■ WHAT THE TASK REQUIRES: For the data below, work out how many lines include the string "from" and report only the number.

■ DATASET EXTRACT:

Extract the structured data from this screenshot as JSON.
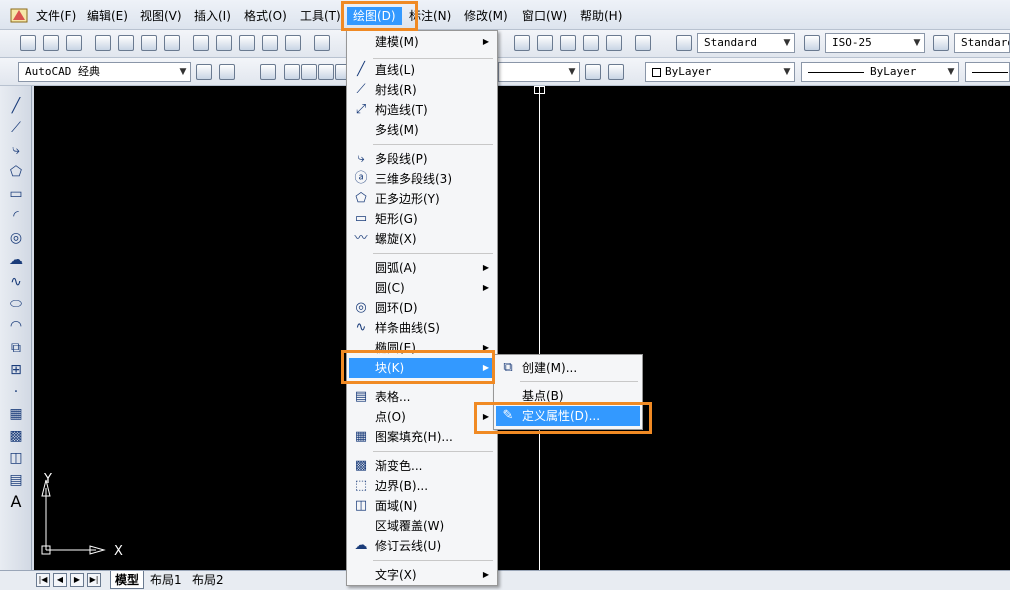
{
  "menubar": {
    "items": [
      "文件(F)",
      "编辑(E)",
      "视图(V)",
      "插入(I)",
      "格式(O)",
      "工具(T)",
      "绘图(D)",
      "标注(N)",
      "修改(M)",
      "窗口(W)",
      "帮助(H)"
    ],
    "active_index": 6
  },
  "toolbar": {
    "text_style": "Standard",
    "dim_style": "ISO-25",
    "table_style": "Standard",
    "workspace": "AutoCAD 经典",
    "color": "ByLayer",
    "linetype": "ByLayer"
  },
  "draw_menu": {
    "items": [
      {
        "label": "建模(M)",
        "icon": "none",
        "submenu": true
      },
      {
        "label": "直线(L)",
        "icon": "line-icon",
        "submenu": false
      },
      {
        "label": "射线(R)",
        "icon": "ray-icon",
        "submenu": false
      },
      {
        "label": "构造线(T)",
        "icon": "construction-line-icon",
        "submenu": false
      },
      {
        "label": "多线(M)",
        "icon": "none",
        "submenu": false
      },
      {
        "label": "多段线(P)",
        "icon": "polyline-icon",
        "submenu": false
      },
      {
        "label": "三维多段线(3)",
        "icon": "3d-polyline-icon",
        "submenu": false
      },
      {
        "label": "正多边形(Y)",
        "icon": "polygon-icon",
        "submenu": false
      },
      {
        "label": "矩形(G)",
        "icon": "rectangle-icon",
        "submenu": false
      },
      {
        "label": "螺旋(X)",
        "icon": "helix-icon",
        "submenu": false
      },
      {
        "label": "圆弧(A)",
        "icon": "none",
        "submenu": true
      },
      {
        "label": "圆(C)",
        "icon": "none",
        "submenu": true
      },
      {
        "label": "圆环(D)",
        "icon": "donut-icon",
        "submenu": false
      },
      {
        "label": "样条曲线(S)",
        "icon": "spline-icon",
        "submenu": false
      },
      {
        "label": "椭圆(E)",
        "icon": "none",
        "submenu": true
      },
      {
        "label": "块(K)",
        "icon": "none",
        "submenu": true
      },
      {
        "label": "表格...",
        "icon": "table-icon",
        "submenu": false
      },
      {
        "label": "点(O)",
        "icon": "none",
        "submenu": true
      },
      {
        "label": "图案填充(H)...",
        "icon": "hatch-icon",
        "submenu": false
      },
      {
        "label": "渐变色...",
        "icon": "gradient-icon",
        "submenu": false
      },
      {
        "label": "边界(B)...",
        "icon": "boundary-icon",
        "submenu": false
      },
      {
        "label": "面域(N)",
        "icon": "region-icon",
        "submenu": false
      },
      {
        "label": "区域覆盖(W)",
        "icon": "none",
        "submenu": false
      },
      {
        "label": "修订云线(U)",
        "icon": "revcloud-icon",
        "submenu": false
      },
      {
        "label": "文字(X)",
        "icon": "none",
        "submenu": true
      }
    ],
    "selected_index": 15
  },
  "block_submenu": {
    "items": [
      {
        "label": "创建(M)...",
        "icon": "block-create-icon"
      },
      {
        "label": "基点(B)",
        "icon": "none"
      },
      {
        "label": "定义属性(D)...",
        "icon": "define-attribute-icon"
      }
    ],
    "selected_index": 2
  },
  "ucs": {
    "x_label": "X",
    "y_label": "Y"
  },
  "tabs": [
    "模型",
    "布局1",
    "布局2"
  ],
  "colors": {
    "highlight": "#f08a24",
    "selection": "#3399ff",
    "canvas": "#000000"
  }
}
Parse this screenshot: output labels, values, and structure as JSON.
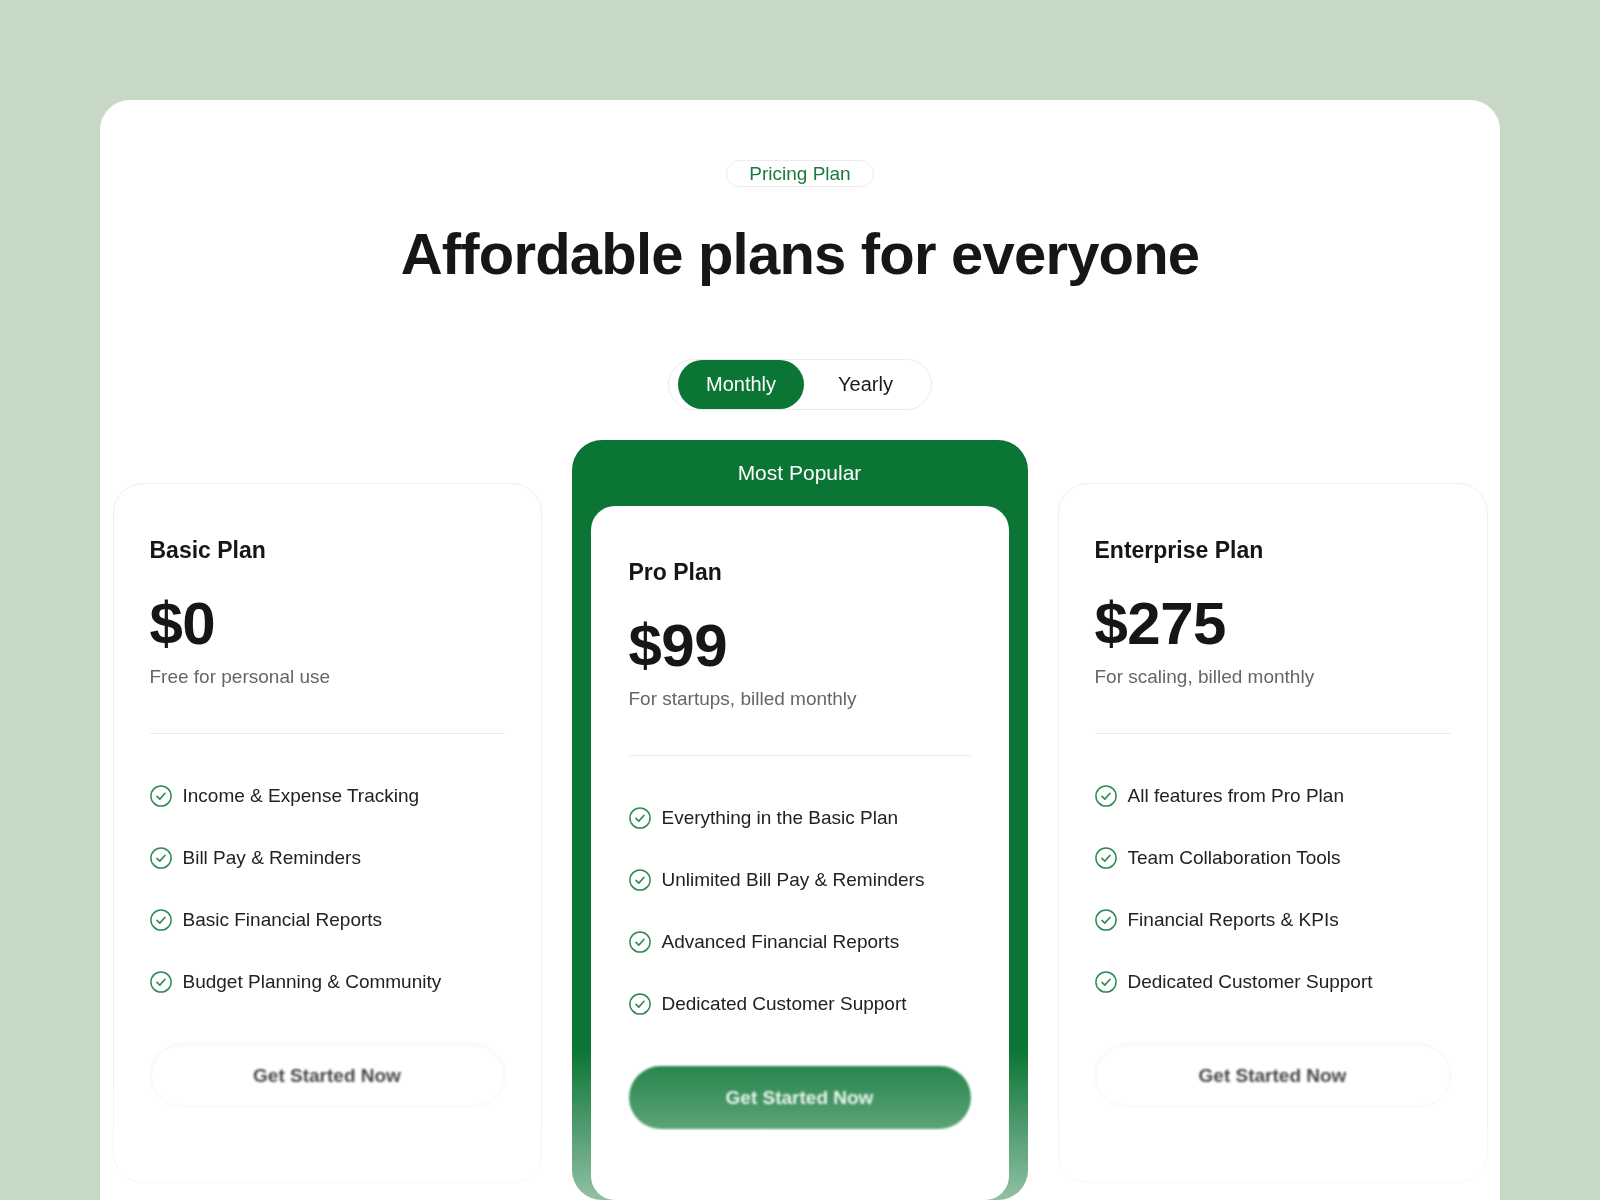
{
  "eyebrow": "Pricing Plan",
  "heading": "Affordable plans for everyone",
  "billing_toggle": [
    {
      "label": "Monthly",
      "selected": true
    },
    {
      "label": "Yearly",
      "selected": false
    }
  ],
  "plans": [
    {
      "featured": false,
      "name": "Basic Plan",
      "price": "$0",
      "note": "Free for personal use",
      "features": [
        "Income & Expense Tracking",
        "Bill Pay & Reminders",
        "Basic Financial Reports",
        "Budget Planning & Community"
      ],
      "button": "Get Started Now"
    },
    {
      "featured": true,
      "badge": "Most Popular",
      "name": "Pro Plan",
      "price": "$99",
      "note": "For startups, billed monthly",
      "features": [
        "Everything in the Basic Plan",
        "Unlimited Bill Pay & Reminders",
        "Advanced Financial Reports",
        "Dedicated Customer Support"
      ],
      "button": "Get Started Now"
    },
    {
      "featured": false,
      "name": "Enterprise Plan",
      "price": "$275",
      "note": "For scaling, billed monthly",
      "features": [
        "All features from Pro Plan",
        "Team Collaboration Tools",
        "Financial Reports & KPIs",
        "Dedicated Customer Support"
      ],
      "button": "Get Started Now"
    }
  ]
}
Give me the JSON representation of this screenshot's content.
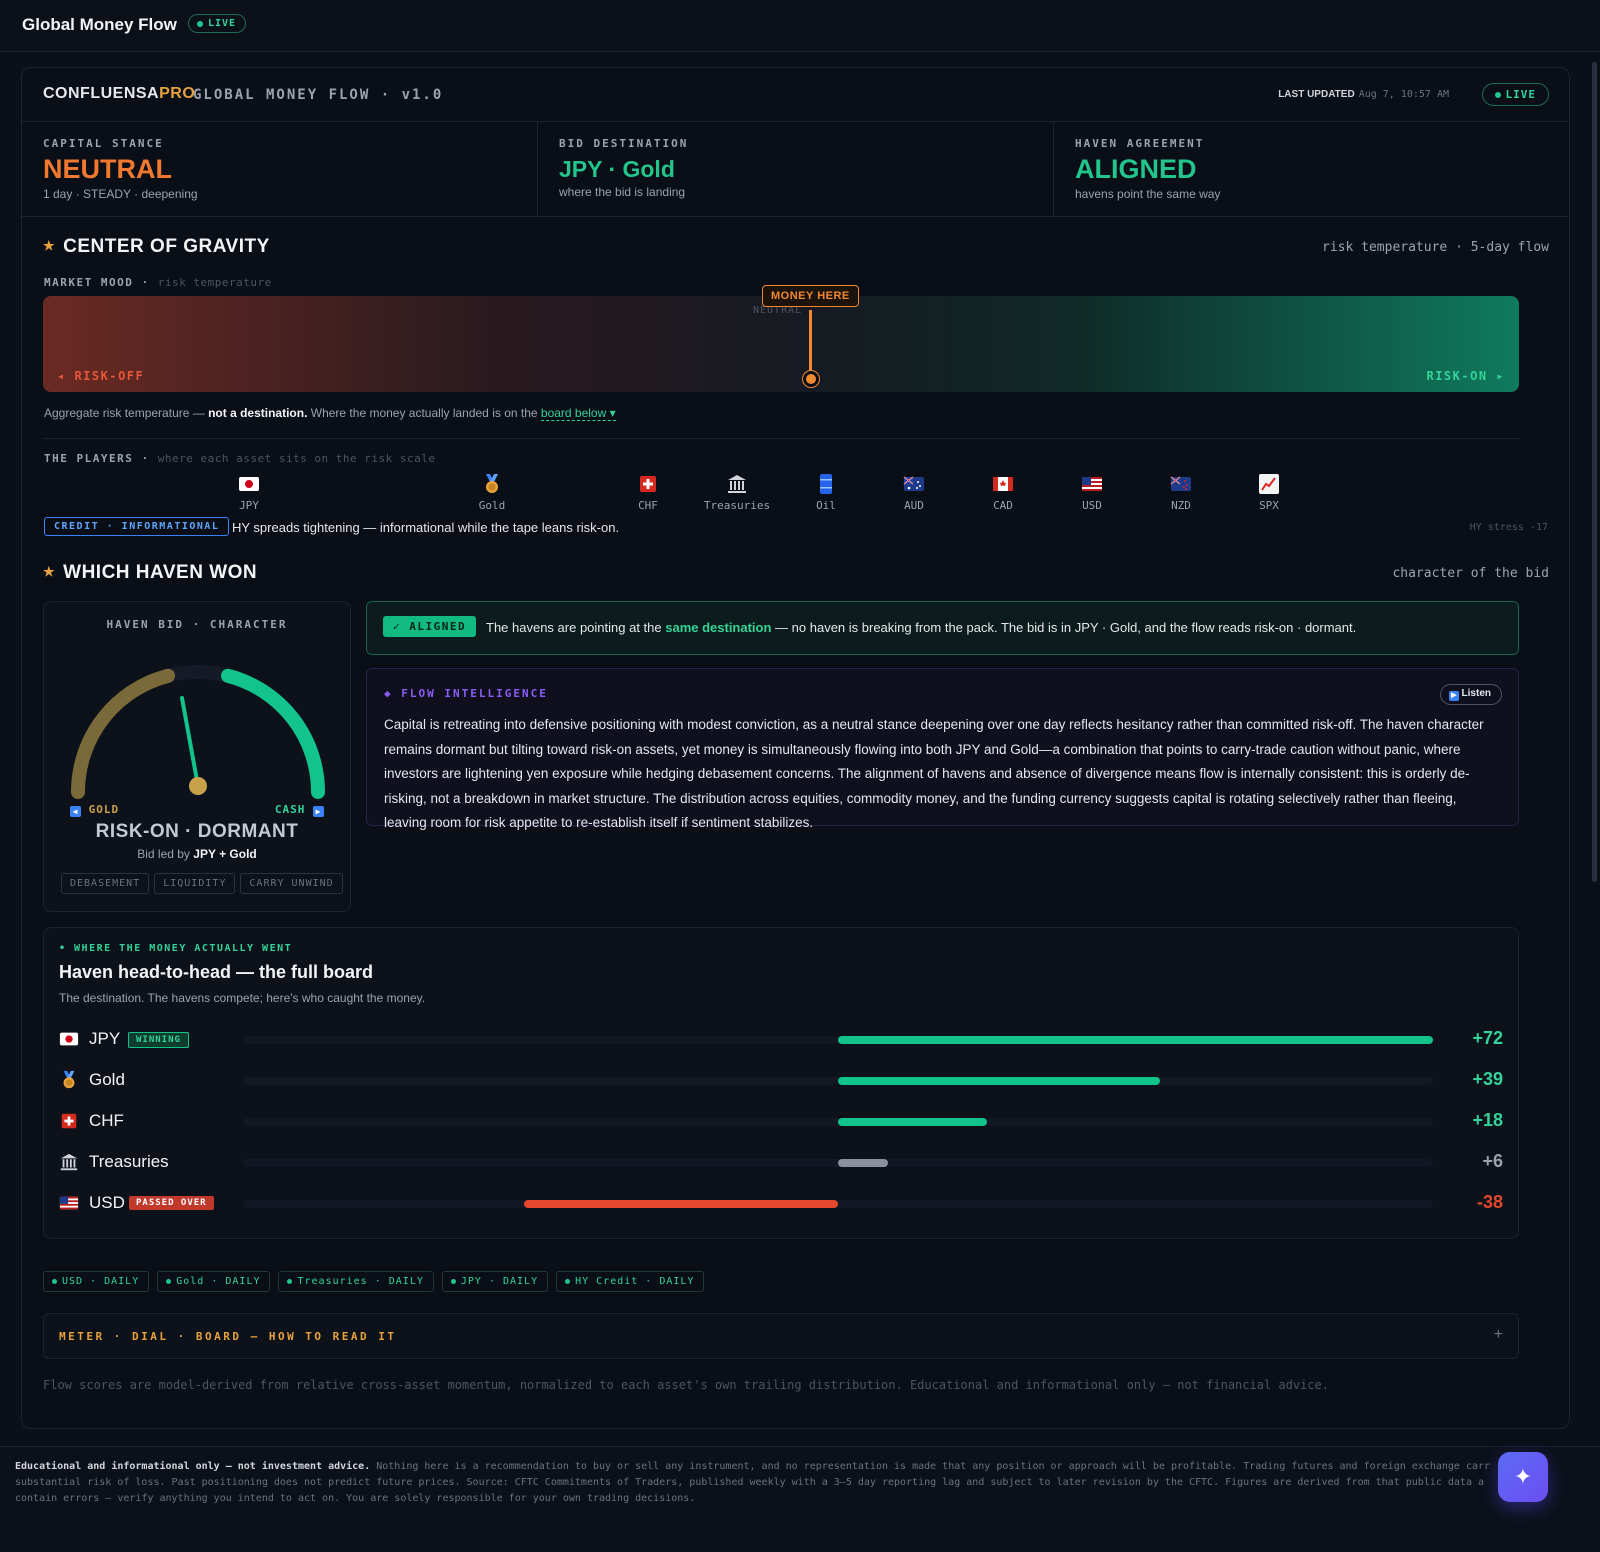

■ OUTPUT OF THE TASK: 2